┌──
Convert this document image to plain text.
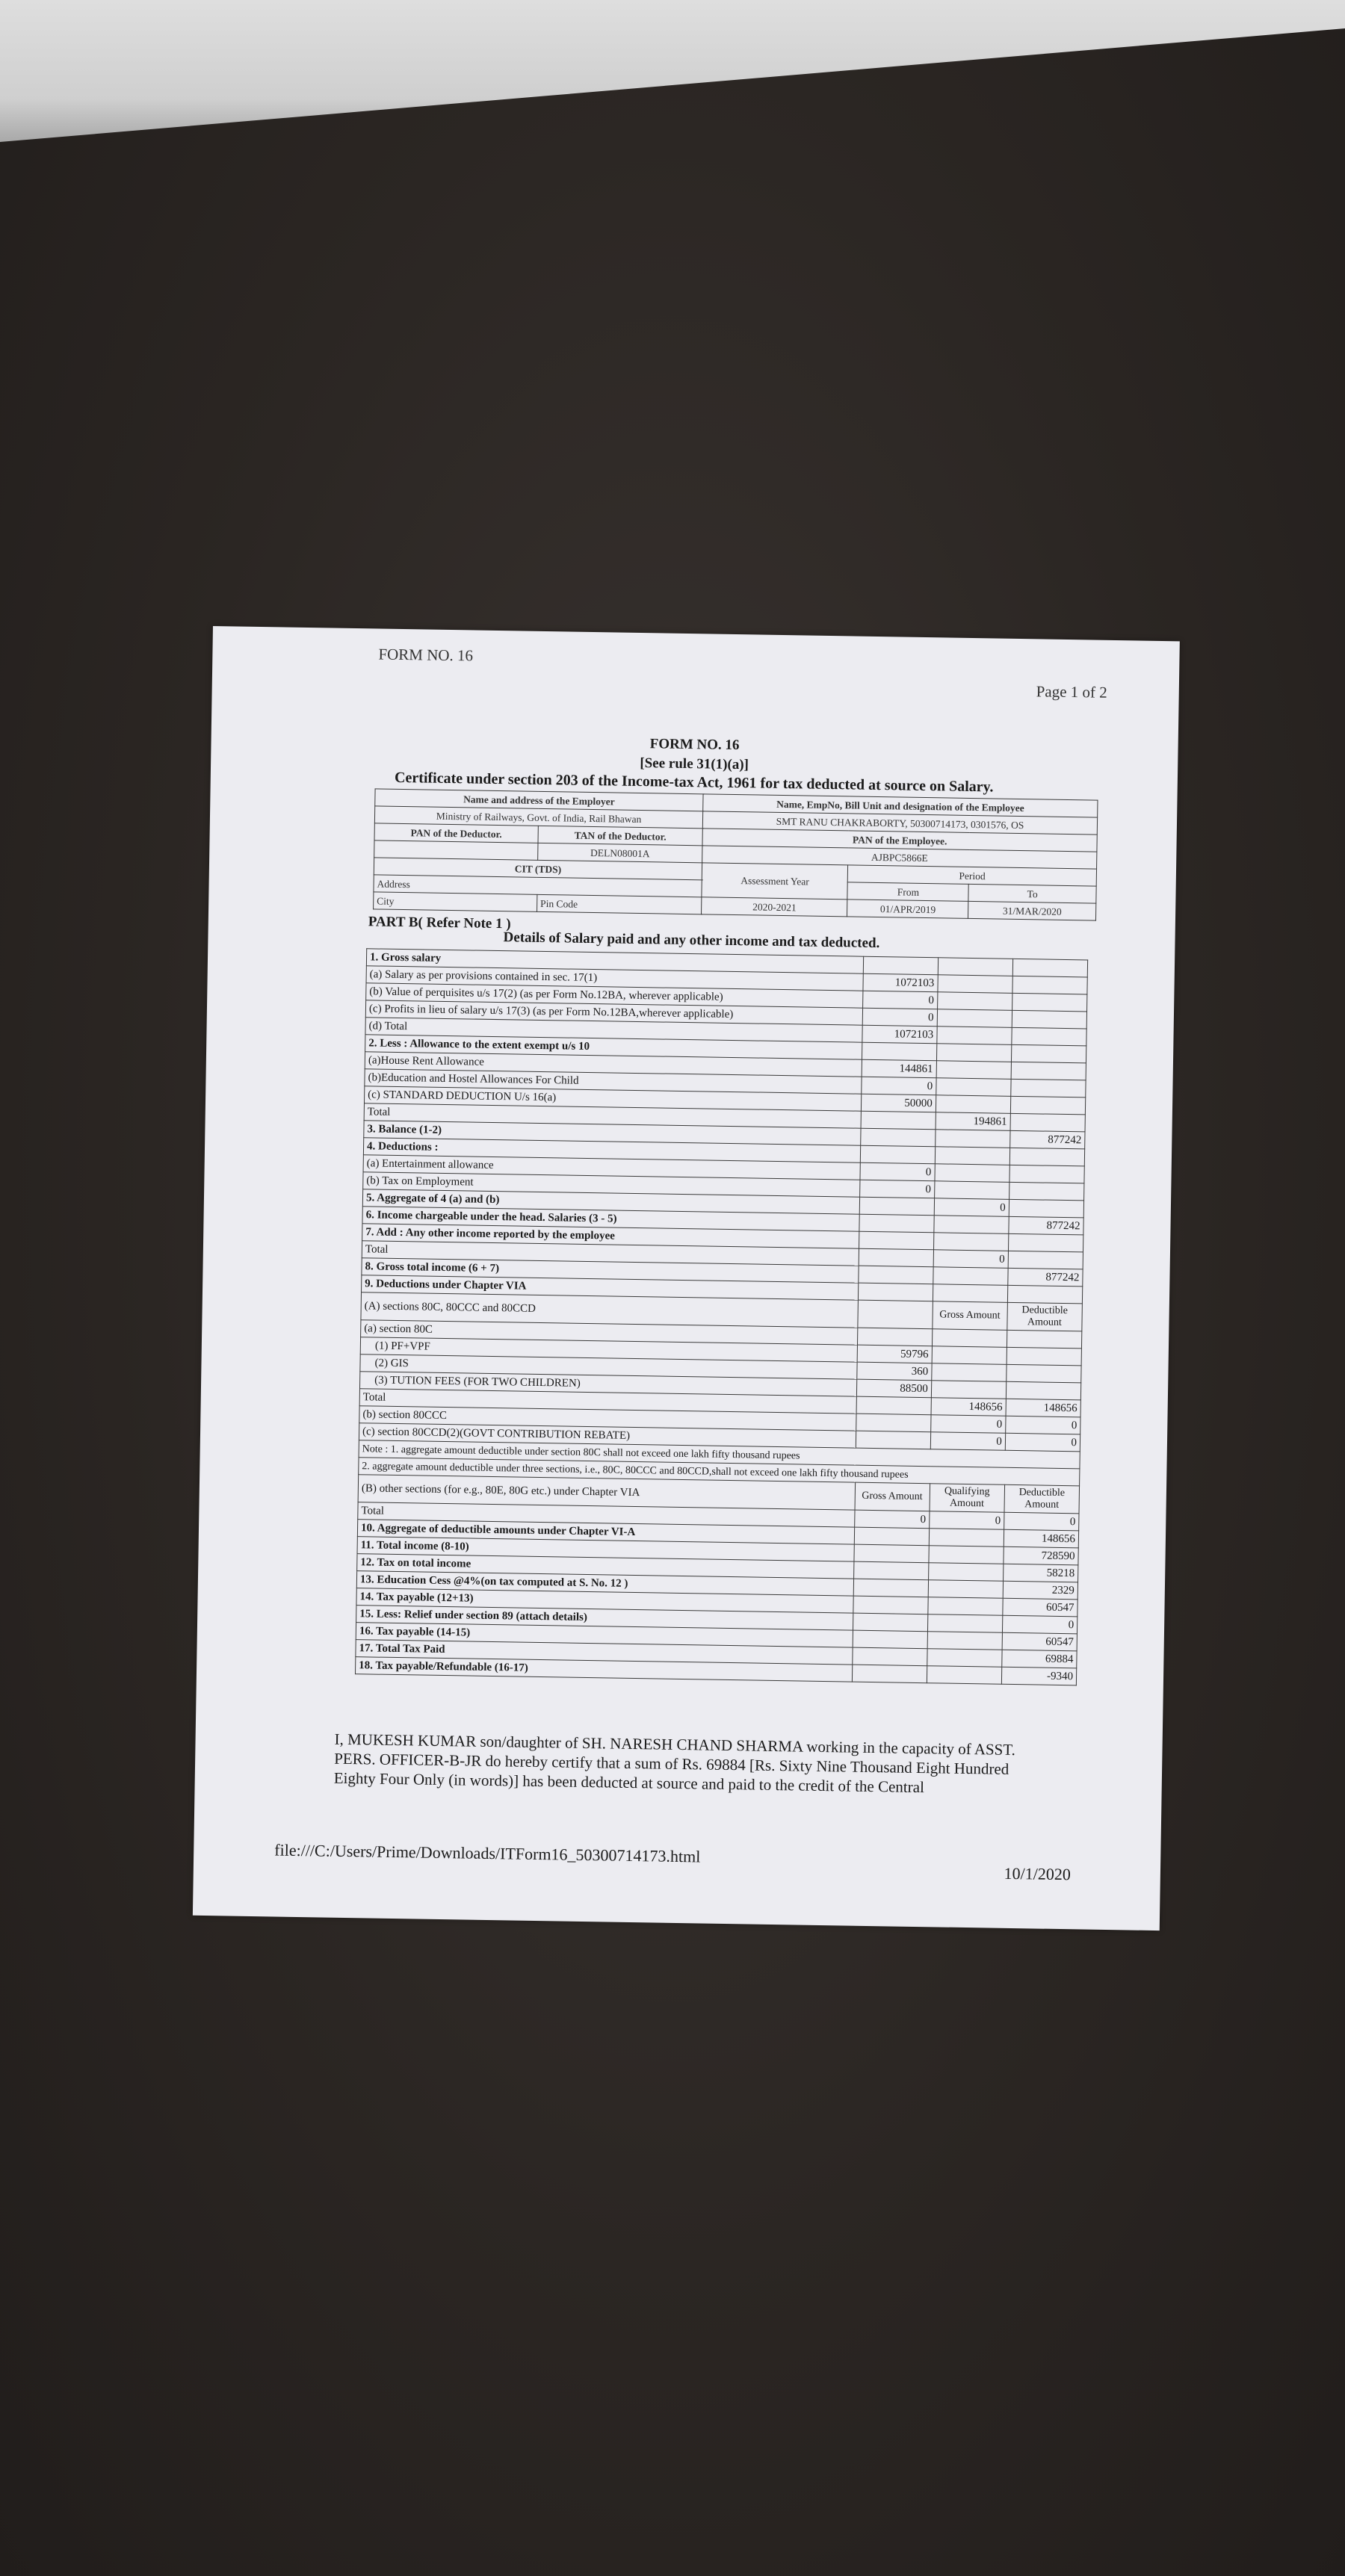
FORM NO. 16
Page 1 of 2
FORM NO. 16
[See rule 31(1)(a)]
Certificate under section 203 of the Income-tax Act, 1961 for tax deducted at source on Salary.
Name and address of the Employer		Name, EmpNo, Bill Unit and designation of the Employee		
Ministry of Railways, Govt. of India, Rail Bhawan		SMT RANU CHAKRABORTY, 50300714173, 0301576, OS		
PAN of the Deductor.	TAN of the Deductor.	PAN of the Employee.		
	DELN08001A	AJBPC5866E		
CIT (TDS)		Assessment Year	Period	
Address			From	To
City	Pin Code	2020-2021	01/APR/2019	31/MAR/2020
PART B( Refer Note 1 )
Details of Salary paid and any other income and tax deducted.
1. Gross salary			
(a) Salary as per provisions contained in sec. 17(1)	1072103		
(b) Value of perquisites u/s 17(2) (as per Form No.12BA, wherever applicable)	0		
(c) Profits in lieu of salary u/s 17(3) (as per Form No.12BA,wherever applicable)	0		
(d) Total	1072103		
2. Less : Allowance to the extent exempt u/s 10			
(a)House Rent Allowance	144861		
(b)Education and Hostel Allowances For Child	0		
(c) STANDARD DEDUCTION U/s 16(a)	50000		
Total		194861	
3. Balance (1-2)			877242
4. Deductions :			
(a) Entertainment allowance	0		
(b) Tax on Employment	0		
5. Aggregate of 4 (a) and (b)		0	
6. Income chargeable under the head. Salaries (3 - 5)			877242
7. Add : Any other income reported by the employee			
Total		0	
8. Gross total income (6 + 7)			877242
9. Deductions under Chapter VIA			
(A) sections 80C, 80CCC and 80CCD		Gross Amount	Deductible Amount
(a) section 80C			
(1) PF+VPF	59796		
(2) GIS	360		
(3) TUTION FEES (FOR TWO CHILDREN)	88500		
Total		148656	148656
(b) section 80CCC		0	0
(c) section 80CCD(2)(GOVT CONTRIBUTION REBATE)		0	0
Note : 1. aggregate amount deductible under section 80C shall not exceed one lakh fifty thousand rupees			
2. aggregate amount deductible under three sections, i.e., 80C, 80CCC and 80CCD,shall not exceed one lakh fifty thousand rupees			
(B) other sections (for e.g., 80E, 80G etc.) under Chapter VIA	Gross Amount	Qualifying Amount	Deductible Amount
Total	0	0	0
10. Aggregate of deductible amounts under Chapter VI-A			148656
11. Total income (8-10)			728590
12. Tax on total income			58218
13. Education Cess @4%(on tax computed at S. No. 12 )			2329
14. Tax payable (12+13)			60547
15. Less: Relief under section 89 (attach details)			0
16. Tax payable (14-15)			60547
17. Total Tax Paid			69884
18. Tax payable/Refundable (16-17)			-9340
I, MUKESH KUMAR son/daughter of SH. NARESH CHAND SHARMA working in the capacity of ASST. PERS. OFFICER-B-JR do hereby certify that a sum of Rs. 69884 [Rs. Sixty Nine Thousand Eight Hundred Eighty Four Only (in words)] has been deducted at source and paid to the credit of the Central
file:///C:/Users/Prime/Downloads/ITForm16_50300714173.html
10/1/2020
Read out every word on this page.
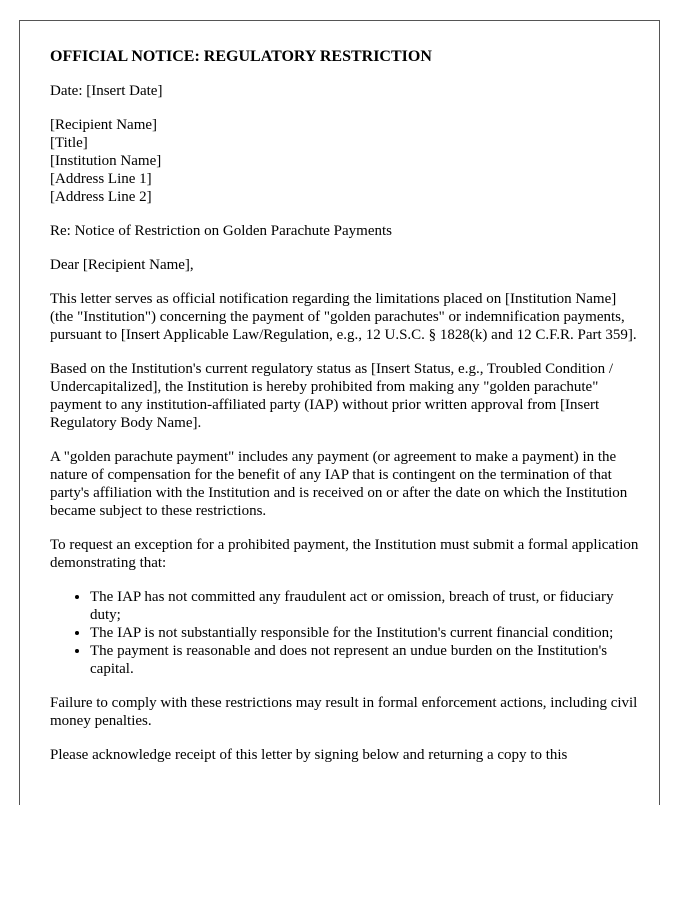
OFFICIAL NOTICE: REGULATORY RESTRICTION

Date: [Insert Date]

[Recipient Name]
[Title]
[Institution Name]
[Address Line 1]
[Address Line 2]

Re: Notice of Restriction on Golden Parachute Payments

Dear [Recipient Name],

This letter serves as official notification regarding the limitations placed on [Institution Name] (the "Institution") concerning the payment of "golden parachutes" or indemnification payments, pursuant to [Insert Applicable Law/Regulation, e.g., 12 U.S.C. § 1828(k) and 12 C.F.R. Part 359].

Based on the Institution's current regulatory status as [Insert Status, e.g., Troubled Condition / Undercapitalized], the Institution is hereby prohibited from making any "golden parachute" payment to any institution-affiliated party (IAP) without prior written approval from [Insert Regulatory Body Name].

A "golden parachute payment" includes any payment (or agreement to make a payment) in the nature of compensation for the benefit of any IAP that is contingent on the termination of that party's affiliation with the Institution and is received on or after the date on which the Institution became subject to these restrictions.

To request an exception for a prohibited payment, the Institution must submit a formal application demonstrating that:

• The IAP has not committed any fraudulent act or omission, breach of trust, or fiduciary duty;
• The IAP is not substantially responsible for the Institution's current financial condition;
• The payment is reasonable and does not represent an undue burden on the Institution's capital.

Failure to comply with these restrictions may result in formal enforcement actions, including civil money penalties.

Please acknowledge receipt of this letter by signing below and returning a copy to this
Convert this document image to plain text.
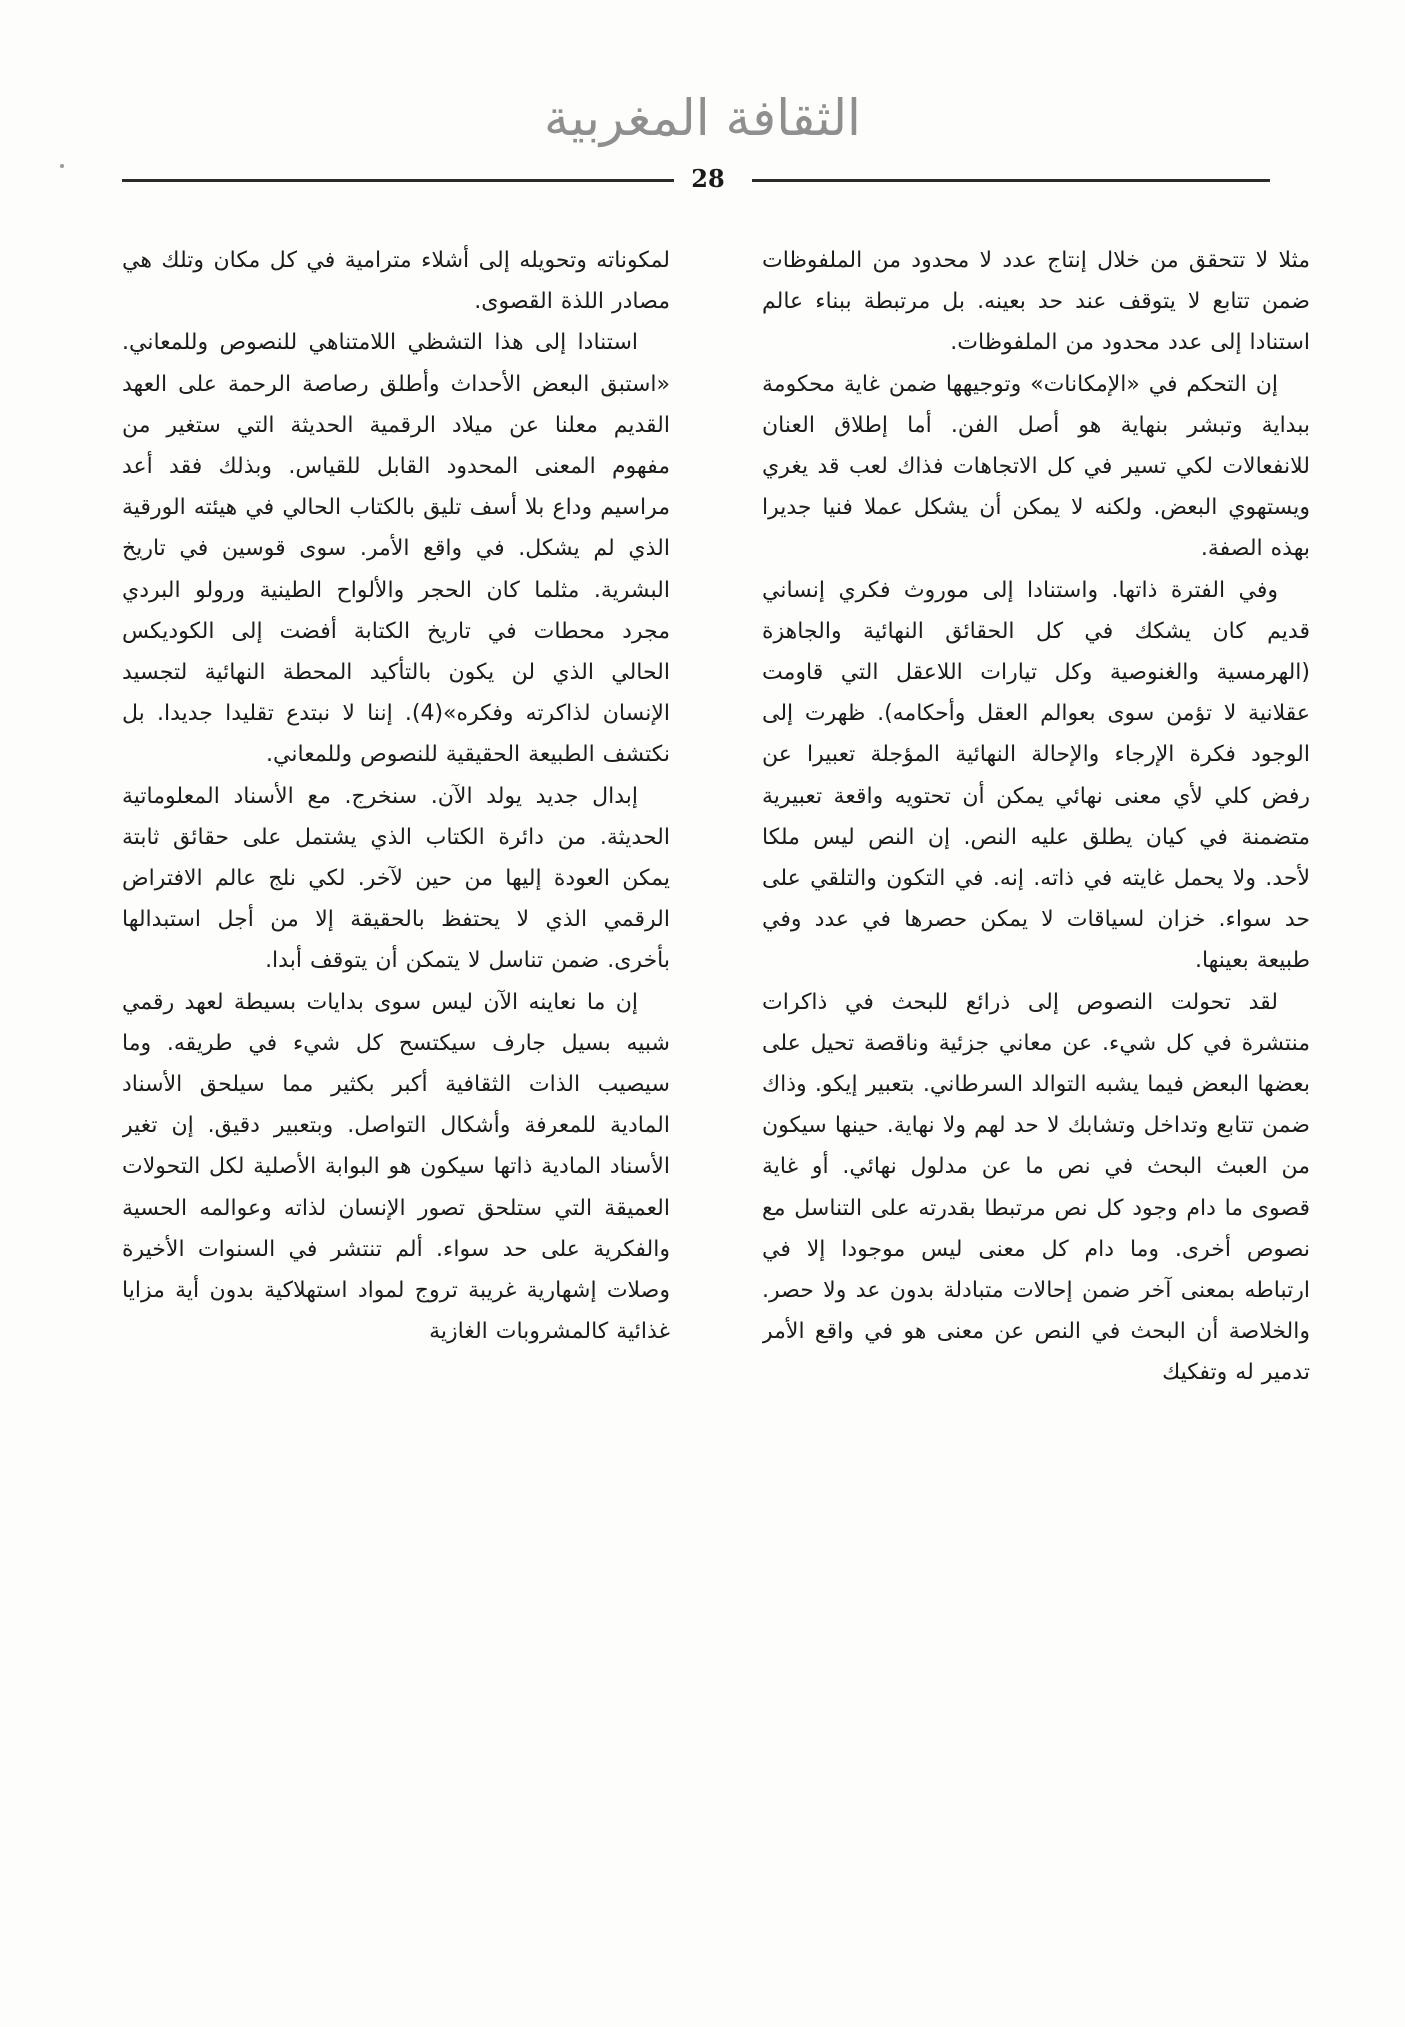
الثقافة المغربية
28

مثلا لا تتحقق من خلال إنتاج عدد لا محدود من الملفوظات ضمن تتابع لا يتوقف عند حد بعينه. بل مرتبطة ببناء عالم استنادا إلى عدد محدود من الملفوظات.

إن التحكم في «الإمكانات» وتوجيهها ضمن غاية محكومة ببداية وتبشر بنهاية هو أصل الفن. أما إطلاق العنان للانفعالات لكي تسير في كل الاتجاهات فذاك لعب قد يغري ويستهوي البعض. ولكنه لا يمكن أن يشكل عملا فنيا جديرا بهذه الصفة.

وفي الفترة ذاتها. واستنادا إلى موروث فكري إنساني قديم كان يشكك في كل الحقائق النهائية والجاهزة (الهرمسية والغنوصية وكل تيارات اللاعقل التي قاومت عقلانية لا تؤمن سوى بعوالم العقل وأحكامه). ظهرت إلى الوجود فكرة الإرجاء والإحالة النهائية المؤجلة تعبيرا عن رفض كلي لأي معنى نهائي يمكن أن تحتويه واقعة تعبيرية متضمنة في كيان يطلق عليه النص. إن النص ليس ملكا لأحد. ولا يحمل غايته في ذاته. إنه. في التكون والتلقي على حد سواء. خزان لسياقات لا يمكن حصرها في عدد وفي طبيعة بعينها.

لقد تحولت النصوص إلى ذرائع للبحث في ذاكرات منتشرة في كل شيء. عن معاني جزئية وناقصة تحيل على بعضها البعض فيما يشبه التوالد السرطاني. بتعبير إيكو. وذاك ضمن تتابع وتداخل وتشابك لا حد لهم ولا نهاية. حينها سيكون من العبث البحث في نص ما عن مدلول نهائي. أو غاية قصوى ما دام وجود كل نص مرتبطا بقدرته على التناسل مع نصوص أخرى. وما دام كل معنى ليس موجودا إلا في ارتباطه بمعنى آخر ضمن إحالات متبادلة بدون عد ولا حصر. والخلاصة أن البحث في النص عن معنى هو في واقع الأمر تدمير له وتفكيك

لمكوناته وتحويله إلى أشلاء مترامية في كل مكان وتلك هي مصادر اللذة القصوى.

استنادا إلى هذا التشظي اللامتناهي للنصوص وللمعاني. «استبق البعض الأحداث وأطلق رصاصة الرحمة على العهد القديم معلنا عن ميلاد الرقمية الحديثة التي ستغير من مفهوم المعنى المحدود القابل للقياس. وبذلك فقد أعد مراسيم وداع بلا أسف تليق بالكتاب الحالي في هيئته الورقية الذي لم يشكل. في واقع الأمر. سوى قوسين في تاريخ البشرية. مثلما كان الحجر والألواح الطينية ورولو البردي مجرد محطات في تاريخ الكتابة أفضت إلى الكوديكس الحالي الذي لن يكون بالتأكيد المحطة النهائية لتجسيد الإنسان لذاكرته وفكره»(4). إننا لا نبتدع تقليدا جديدا. بل نكتشف الطبيعة الحقيقية للنصوص وللمعاني.

إبدال جديد يولد الآن. سنخرج. مع الأسناد المعلوماتية الحديثة. من دائرة الكتاب الذي يشتمل على حقائق ثابتة يمكن العودة إليها من حين لآخر. لكي نلج عالم الافتراض الرقمي الذي لا يحتفظ بالحقيقة إلا من أجل استبدالها بأخرى. ضمن تناسل لا يتمكن أن يتوقف أبدا.

إن ما نعاينه الآن ليس سوى بدايات بسيطة لعهد رقمي شبيه بسيل جارف سيكتسح كل شيء في طريقه. وما سيصيب الذات الثقافية أكبر بكثير مما سيلحق الأسناد المادية للمعرفة وأشكال التواصل. وبتعبير دقيق. إن تغير الأسناد المادية ذاتها سيكون هو البوابة الأصلية لكل التحولات العميقة التي ستلحق تصور الإنسان لذاته وعوالمه الحسية والفكرية على حد سواء. ألم تنتشر في السنوات الأخيرة وصلات إشهارية غريبة تروج لمواد استهلاكية بدون أية مزايا غذائية كالمشروبات الغازية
└──
- EXERCISE TASK
Only the number is wanted: how many lines in the entries above contain the string "ذاتها"?

- SOLUTION TO THIS EXERCISE
2